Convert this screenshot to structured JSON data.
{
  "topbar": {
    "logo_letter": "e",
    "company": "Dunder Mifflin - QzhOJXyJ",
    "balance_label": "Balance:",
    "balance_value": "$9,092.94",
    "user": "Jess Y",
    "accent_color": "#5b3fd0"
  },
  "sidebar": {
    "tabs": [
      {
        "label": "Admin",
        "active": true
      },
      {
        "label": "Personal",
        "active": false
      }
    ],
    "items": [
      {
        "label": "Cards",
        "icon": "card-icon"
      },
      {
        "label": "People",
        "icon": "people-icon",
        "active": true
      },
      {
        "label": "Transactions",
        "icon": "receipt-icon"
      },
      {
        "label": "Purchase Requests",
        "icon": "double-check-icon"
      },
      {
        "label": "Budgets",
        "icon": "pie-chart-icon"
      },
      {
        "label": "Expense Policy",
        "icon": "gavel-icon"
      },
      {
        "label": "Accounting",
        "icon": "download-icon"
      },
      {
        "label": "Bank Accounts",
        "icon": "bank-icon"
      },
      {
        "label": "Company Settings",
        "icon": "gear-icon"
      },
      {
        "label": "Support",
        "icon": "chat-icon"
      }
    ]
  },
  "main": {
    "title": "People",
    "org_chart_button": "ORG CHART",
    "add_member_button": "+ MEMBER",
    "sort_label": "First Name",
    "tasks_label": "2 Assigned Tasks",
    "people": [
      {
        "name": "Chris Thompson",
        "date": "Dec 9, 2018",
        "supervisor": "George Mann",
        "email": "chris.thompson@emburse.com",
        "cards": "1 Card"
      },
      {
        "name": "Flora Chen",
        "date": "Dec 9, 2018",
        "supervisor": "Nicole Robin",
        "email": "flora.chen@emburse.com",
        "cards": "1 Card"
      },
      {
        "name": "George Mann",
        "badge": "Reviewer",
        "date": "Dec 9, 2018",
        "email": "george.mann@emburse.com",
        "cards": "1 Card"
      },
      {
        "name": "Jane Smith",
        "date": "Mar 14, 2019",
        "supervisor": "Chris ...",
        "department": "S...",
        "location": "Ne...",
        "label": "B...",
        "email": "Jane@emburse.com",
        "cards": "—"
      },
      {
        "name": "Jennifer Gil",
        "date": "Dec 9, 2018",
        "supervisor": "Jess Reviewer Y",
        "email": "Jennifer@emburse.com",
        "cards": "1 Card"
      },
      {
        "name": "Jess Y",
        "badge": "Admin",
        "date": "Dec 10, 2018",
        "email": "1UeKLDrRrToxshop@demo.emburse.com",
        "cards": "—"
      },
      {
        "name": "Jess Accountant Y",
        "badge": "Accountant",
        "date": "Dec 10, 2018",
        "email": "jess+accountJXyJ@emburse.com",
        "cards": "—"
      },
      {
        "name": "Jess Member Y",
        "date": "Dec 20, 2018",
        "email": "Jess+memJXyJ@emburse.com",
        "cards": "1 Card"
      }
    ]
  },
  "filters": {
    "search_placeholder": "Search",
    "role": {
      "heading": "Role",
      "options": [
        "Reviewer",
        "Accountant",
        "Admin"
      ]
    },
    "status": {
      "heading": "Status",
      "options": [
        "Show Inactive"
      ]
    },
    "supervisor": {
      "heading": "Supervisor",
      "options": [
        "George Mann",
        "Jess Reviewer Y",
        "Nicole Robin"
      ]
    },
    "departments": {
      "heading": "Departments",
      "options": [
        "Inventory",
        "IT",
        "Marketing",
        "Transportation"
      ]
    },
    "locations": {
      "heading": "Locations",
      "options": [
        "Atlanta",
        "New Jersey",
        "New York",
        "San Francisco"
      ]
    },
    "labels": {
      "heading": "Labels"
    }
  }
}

TO DO
Reproduce the material in full, with no word added or dropped.

ANSWER
Convert this screenshot to structured JSON data.
{
  "topbar": {
    "logo_letter": "e",
    "company": "Dunder Mifflin - QzhOJXyJ",
    "balance_label": "Balance:",
    "balance_value": "$9,092.94",
    "user": "Jess Y",
    "accent_color": "#5b3fd0"
  },
  "sidebar": {
    "tabs": [
      {
        "label": "Admin",
        "active": true
      },
      {
        "label": "Personal",
        "active": false
      }
    ],
    "items": [
      {
        "label": "Cards",
        "icon": "card-icon"
      },
      {
        "label": "People",
        "icon": "people-icon",
        "active": true
      },
      {
        "label": "Transactions",
        "icon": "receipt-icon"
      },
      {
        "label": "Purchase Requests",
        "icon": "double-check-icon"
      },
      {
        "label": "Budgets",
        "icon": "pie-chart-icon"
      },
      {
        "label": "Expense Policy",
        "icon": "gavel-icon"
      },
      {
        "label": "Accounting",
        "icon": "download-icon"
      },
      {
        "label": "Bank Accounts",
        "icon": "bank-icon"
      },
      {
        "label": "Company Settings",
        "icon": "gear-icon"
      },
      {
        "label": "Support",
        "icon": "chat-icon"
      }
    ]
  },
  "main": {
    "title": "People",
    "org_chart_button": "ORG CHART",
    "add_member_button": "+ MEMBER",
    "sort_label": "First Name",
    "tasks_label": "2 Assigned Tasks",
    "people": [
      {
        "name": "Chris Thompson",
        "date": "Dec 9, 2018",
        "supervisor": "George Mann",
        "email": "chris.thompson@emburse.com",
        "cards": "1 Card"
      },
      {
        "name": "Flora Chen",
        "date": "Dec 9, 2018",
        "supervisor": "Nicole Robin",
        "email": "flora.chen@emburse.com",
        "cards": "1 Card"
      },
      {
        "name": "George Mann",
        "badge": "Reviewer",
        "date": "Dec 9, 2018",
        "email": "george.mann@emburse.com",
        "cards": "1 Card"
      },
      {
        "name": "Jane Smith",
        "date": "Mar 14, 2019",
        "supervisor": "Chris ...",
        "department": "S...",
        "location": "Ne...",
        "label": "B...",
        "email": "Jane@emburse.com",
        "cards": "—"
      },
      {
        "name": "Jennifer Gil",
        "date": "Dec 9, 2018",
        "supervisor": "Jess Reviewer Y",
        "email": "Jennifer@emburse.com",
        "cards": "1 Card"
      },
      {
        "name": "Jess Y",
        "badge": "Admin",
        "date": "Dec 10, 2018",
        "email": "1UeKLDrRrToxshop@demo.emburse.com",
        "cards": "—"
      },
      {
        "name": "Jess Accountant Y",
        "badge": "Accountant",
        "date": "Dec 10, 2018",
        "email": "jess+accountJXyJ@emburse.com",
        "cards": "—"
      },
      {
        "name": "Jess Member Y",
        "date": "Dec 20, 2018",
        "email": "Jess+memJXyJ@emburse.com",
        "cards": "1 Card"
      }
    ]
  },
  "filters": {
    "search_placeholder": "Search",
    "role": {
      "heading": "Role",
      "options": [
        "Reviewer",
        "Accountant",
        "Admin"
      ]
    },
    "status": {
      "heading": "Status",
      "options": [
        "Show Inactive"
      ]
    },
    "supervisor": {
      "heading": "Supervisor",
      "options": [
        "George Mann",
        "Jess Reviewer Y",
        "Nicole Robin"
      ]
    },
    "departments": {
      "heading": "Departments",
      "options": [
        "Inventory",
        "IT",
        "Marketing",
        "Transportation"
      ]
    },
    "locations": {
      "heading": "Locations",
      "options": [
        "Atlanta",
        "New Jersey",
        "New York",
        "San Francisco"
      ]
    },
    "labels": {
      "heading": "Labels"
    }
  }
}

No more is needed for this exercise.